Exercise prompt: Rewrite all the items below, changing every "$/MMBtu" to "USD/MMBtu" and keeping everything else the same.

Exercise data:
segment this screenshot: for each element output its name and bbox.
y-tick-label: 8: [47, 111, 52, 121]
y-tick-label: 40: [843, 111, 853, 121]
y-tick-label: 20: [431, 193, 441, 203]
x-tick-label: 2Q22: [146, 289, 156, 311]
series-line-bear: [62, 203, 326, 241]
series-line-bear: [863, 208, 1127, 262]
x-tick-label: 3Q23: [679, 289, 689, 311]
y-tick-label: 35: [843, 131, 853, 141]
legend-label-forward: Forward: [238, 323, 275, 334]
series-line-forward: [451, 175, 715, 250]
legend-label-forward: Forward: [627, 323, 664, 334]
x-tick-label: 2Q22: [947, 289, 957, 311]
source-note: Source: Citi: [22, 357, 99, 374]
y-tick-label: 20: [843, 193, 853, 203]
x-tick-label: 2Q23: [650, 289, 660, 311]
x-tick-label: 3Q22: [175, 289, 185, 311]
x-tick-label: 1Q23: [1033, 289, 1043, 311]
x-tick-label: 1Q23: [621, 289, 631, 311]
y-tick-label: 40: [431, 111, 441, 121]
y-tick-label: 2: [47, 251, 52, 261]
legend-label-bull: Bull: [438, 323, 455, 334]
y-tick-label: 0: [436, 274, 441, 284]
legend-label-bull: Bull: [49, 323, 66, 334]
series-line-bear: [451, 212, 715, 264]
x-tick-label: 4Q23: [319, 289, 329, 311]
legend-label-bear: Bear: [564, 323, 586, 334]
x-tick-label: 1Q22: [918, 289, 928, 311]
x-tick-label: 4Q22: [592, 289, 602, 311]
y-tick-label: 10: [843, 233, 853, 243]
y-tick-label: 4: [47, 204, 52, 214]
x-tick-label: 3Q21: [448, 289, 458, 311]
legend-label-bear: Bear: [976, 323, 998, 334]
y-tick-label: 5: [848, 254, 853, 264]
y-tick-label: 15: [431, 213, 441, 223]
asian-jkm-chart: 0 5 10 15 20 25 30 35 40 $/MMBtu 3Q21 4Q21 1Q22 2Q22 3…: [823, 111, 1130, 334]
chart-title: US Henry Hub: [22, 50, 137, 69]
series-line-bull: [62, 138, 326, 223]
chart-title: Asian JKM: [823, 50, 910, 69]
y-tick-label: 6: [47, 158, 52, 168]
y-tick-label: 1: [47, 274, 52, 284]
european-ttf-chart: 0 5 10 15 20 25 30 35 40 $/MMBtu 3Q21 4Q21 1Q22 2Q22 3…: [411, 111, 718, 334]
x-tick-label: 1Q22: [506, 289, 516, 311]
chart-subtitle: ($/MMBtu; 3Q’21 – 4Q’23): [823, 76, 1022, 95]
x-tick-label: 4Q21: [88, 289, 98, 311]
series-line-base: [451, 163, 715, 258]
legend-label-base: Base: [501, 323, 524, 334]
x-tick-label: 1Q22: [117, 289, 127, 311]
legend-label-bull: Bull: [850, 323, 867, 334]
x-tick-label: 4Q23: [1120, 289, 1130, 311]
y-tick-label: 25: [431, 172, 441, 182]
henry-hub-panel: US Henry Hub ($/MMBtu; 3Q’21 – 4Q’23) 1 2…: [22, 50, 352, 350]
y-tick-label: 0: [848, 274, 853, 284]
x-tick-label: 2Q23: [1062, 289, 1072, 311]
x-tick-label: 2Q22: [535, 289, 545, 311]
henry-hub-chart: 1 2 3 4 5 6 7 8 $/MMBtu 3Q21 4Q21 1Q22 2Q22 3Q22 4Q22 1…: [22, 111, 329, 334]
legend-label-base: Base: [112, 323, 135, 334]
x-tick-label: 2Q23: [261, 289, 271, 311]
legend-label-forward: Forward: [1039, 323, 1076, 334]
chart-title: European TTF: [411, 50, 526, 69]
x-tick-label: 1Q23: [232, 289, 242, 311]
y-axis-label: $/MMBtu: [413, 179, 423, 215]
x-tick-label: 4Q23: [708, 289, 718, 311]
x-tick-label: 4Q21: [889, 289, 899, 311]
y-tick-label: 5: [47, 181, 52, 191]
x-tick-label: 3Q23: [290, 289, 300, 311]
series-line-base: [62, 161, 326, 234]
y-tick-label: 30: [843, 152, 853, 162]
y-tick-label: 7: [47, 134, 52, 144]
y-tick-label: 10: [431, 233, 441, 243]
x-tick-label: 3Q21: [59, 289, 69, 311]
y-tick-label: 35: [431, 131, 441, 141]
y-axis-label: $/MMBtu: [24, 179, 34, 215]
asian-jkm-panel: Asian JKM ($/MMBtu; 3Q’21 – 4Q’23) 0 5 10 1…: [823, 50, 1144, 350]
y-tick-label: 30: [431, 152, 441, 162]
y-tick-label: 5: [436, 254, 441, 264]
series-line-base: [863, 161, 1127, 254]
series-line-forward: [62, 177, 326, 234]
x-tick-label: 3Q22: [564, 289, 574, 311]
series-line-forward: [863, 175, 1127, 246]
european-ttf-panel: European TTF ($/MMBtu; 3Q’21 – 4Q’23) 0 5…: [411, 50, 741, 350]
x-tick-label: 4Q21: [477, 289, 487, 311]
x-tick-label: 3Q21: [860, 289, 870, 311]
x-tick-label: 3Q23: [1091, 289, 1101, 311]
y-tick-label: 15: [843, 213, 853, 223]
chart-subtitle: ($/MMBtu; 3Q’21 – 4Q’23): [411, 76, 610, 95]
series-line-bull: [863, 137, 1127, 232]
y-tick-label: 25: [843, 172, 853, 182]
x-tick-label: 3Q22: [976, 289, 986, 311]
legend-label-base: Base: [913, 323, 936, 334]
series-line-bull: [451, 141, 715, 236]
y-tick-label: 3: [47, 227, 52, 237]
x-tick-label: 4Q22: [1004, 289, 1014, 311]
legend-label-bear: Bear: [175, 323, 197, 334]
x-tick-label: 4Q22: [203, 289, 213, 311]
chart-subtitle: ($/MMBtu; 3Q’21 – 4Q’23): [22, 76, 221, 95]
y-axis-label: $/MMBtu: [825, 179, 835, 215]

Reply to the exercise:
segment this screenshot: for each element output its name and bbox.
y-tick-label: 8: [47, 111, 52, 121]
y-tick-label: 40: [843, 111, 853, 121]
y-tick-label: 20: [431, 193, 441, 203]
x-tick-label: 2Q22: [146, 289, 156, 311]
series-line-bear: [62, 203, 326, 241]
series-line-bear: [863, 208, 1127, 262]
x-tick-label: 3Q23: [679, 289, 689, 311]
y-tick-label: 35: [843, 131, 853, 141]
legend-label-forward: Forward: [238, 323, 275, 334]
series-line-forward: [451, 175, 715, 250]
legend-label-forward: Forward: [627, 323, 664, 334]
x-tick-label: 2Q22: [947, 289, 957, 311]
source-note: Source: Citi: [22, 357, 99, 374]
y-tick-label: 20: [843, 193, 853, 203]
x-tick-label: 2Q23: [650, 289, 660, 311]
x-tick-label: 3Q22: [175, 289, 185, 311]
x-tick-label: 1Q23: [1033, 289, 1043, 311]
x-tick-label: 1Q23: [621, 289, 631, 311]
y-tick-label: 40: [431, 111, 441, 121]
y-tick-label: 2: [47, 251, 52, 261]
legend-label-bull: Bull: [438, 323, 455, 334]
y-tick-label: 0: [436, 274, 441, 284]
legend-label-bull: Bull: [49, 323, 66, 334]
series-line-bear: [451, 212, 715, 264]
x-tick-label: 4Q23: [319, 289, 329, 311]
legend-label-bear: Bear: [564, 323, 586, 334]
x-tick-label: 1Q22: [918, 289, 928, 311]
x-tick-label: 4Q22: [592, 289, 602, 311]
y-tick-label: 10: [843, 233, 853, 243]
y-tick-label: 4: [47, 204, 52, 214]
x-tick-label: 3Q21: [448, 289, 458, 311]
legend-label-bear: Bear: [976, 323, 998, 334]
y-tick-label: 5: [848, 254, 853, 264]
y-tick-label: 15: [431, 213, 441, 223]
asian-jkm-chart: 0 5 10 15 20 25 30 35 40 USD/MMBtu 3Q21 4Q21 1Q22 2Q22 3…: [823, 111, 1130, 334]
chart-title: US Henry Hub: [22, 50, 137, 69]
series-line-bull: [62, 138, 326, 223]
chart-title: Asian JKM: [823, 50, 910, 69]
y-tick-label: 6: [47, 158, 52, 168]
y-tick-label: 1: [47, 274, 52, 284]
european-ttf-chart: 0 5 10 15 20 25 30 35 40 USD/MMBtu 3Q21 4Q21 1Q22 2Q22 3…: [411, 111, 718, 334]
x-tick-label: 1Q22: [506, 289, 516, 311]
chart-subtitle: (USD/MMBtu; 3Q’21 – 4Q’23): [823, 76, 1022, 95]
x-tick-label: 4Q21: [88, 289, 98, 311]
series-line-base: [451, 163, 715, 258]
legend-label-base: Base: [501, 323, 524, 334]
x-tick-label: 1Q22: [117, 289, 127, 311]
legend-label-bull: Bull: [850, 323, 867, 334]
x-tick-label: 4Q23: [1120, 289, 1130, 311]
y-tick-label: 25: [431, 172, 441, 182]
henry-hub-panel: US Henry Hub (USD/MMBtu; 3Q’21 – 4Q’23) 1 2…: [22, 50, 352, 350]
y-tick-label: 0: [848, 274, 853, 284]
x-tick-label: 2Q23: [1062, 289, 1072, 311]
x-tick-label: 2Q22: [535, 289, 545, 311]
henry-hub-chart: 1 2 3 4 5 6 7 8 USD/MMBtu 3Q21 4Q21 1Q22 2Q22 3Q22 4Q22 1…: [22, 111, 329, 334]
legend-label-base: Base: [112, 323, 135, 334]
x-tick-label: 2Q23: [261, 289, 271, 311]
legend-label-forward: Forward: [1039, 323, 1076, 334]
chart-title: European TTF: [411, 50, 526, 69]
x-tick-label: 1Q23: [232, 289, 242, 311]
y-axis-label: USD/MMBtu: [413, 179, 423, 215]
x-tick-label: 4Q23: [708, 289, 718, 311]
x-tick-label: 4Q21: [889, 289, 899, 311]
y-tick-label: 5: [47, 181, 52, 191]
x-tick-label: 3Q23: [290, 289, 300, 311]
series-line-base: [62, 161, 326, 234]
y-tick-label: 30: [843, 152, 853, 162]
y-tick-label: 7: [47, 134, 52, 144]
y-tick-label: 10: [431, 233, 441, 243]
x-tick-label: 3Q21: [59, 289, 69, 311]
y-tick-label: 35: [431, 131, 441, 141]
y-axis-label: USD/MMBtu: [24, 179, 34, 215]
asian-jkm-panel: Asian JKM (USD/MMBtu; 3Q’21 – 4Q’23) 0 5 10 1…: [823, 50, 1144, 350]
y-tick-label: 30: [431, 152, 441, 162]
y-tick-label: 5: [436, 254, 441, 264]
series-line-base: [863, 161, 1127, 254]
series-line-forward: [62, 177, 326, 234]
x-tick-label: 3Q22: [564, 289, 574, 311]
series-line-forward: [863, 175, 1127, 246]
european-ttf-panel: European TTF (USD/MMBtu; 3Q’21 – 4Q’23) 0 5…: [411, 50, 741, 350]
x-tick-label: 4Q21: [477, 289, 487, 311]
x-tick-label: 3Q21: [860, 289, 870, 311]
x-tick-label: 3Q23: [1091, 289, 1101, 311]
y-tick-label: 15: [843, 213, 853, 223]
chart-subtitle: (USD/MMBtu; 3Q’21 – 4Q’23): [411, 76, 610, 95]
series-line-bull: [863, 137, 1127, 232]
y-tick-label: 25: [843, 172, 853, 182]
x-tick-label: 3Q22: [976, 289, 986, 311]
legend-label-base: Base: [913, 323, 936, 334]
series-line-bull: [451, 141, 715, 236]
y-tick-label: 3: [47, 227, 52, 237]
x-tick-label: 4Q22: [1004, 289, 1014, 311]
legend-label-bear: Bear: [175, 323, 197, 334]
x-tick-label: 4Q22: [203, 289, 213, 311]
chart-subtitle: (USD/MMBtu; 3Q’21 – 4Q’23): [22, 76, 221, 95]
y-axis-label: USD/MMBtu: [825, 179, 835, 215]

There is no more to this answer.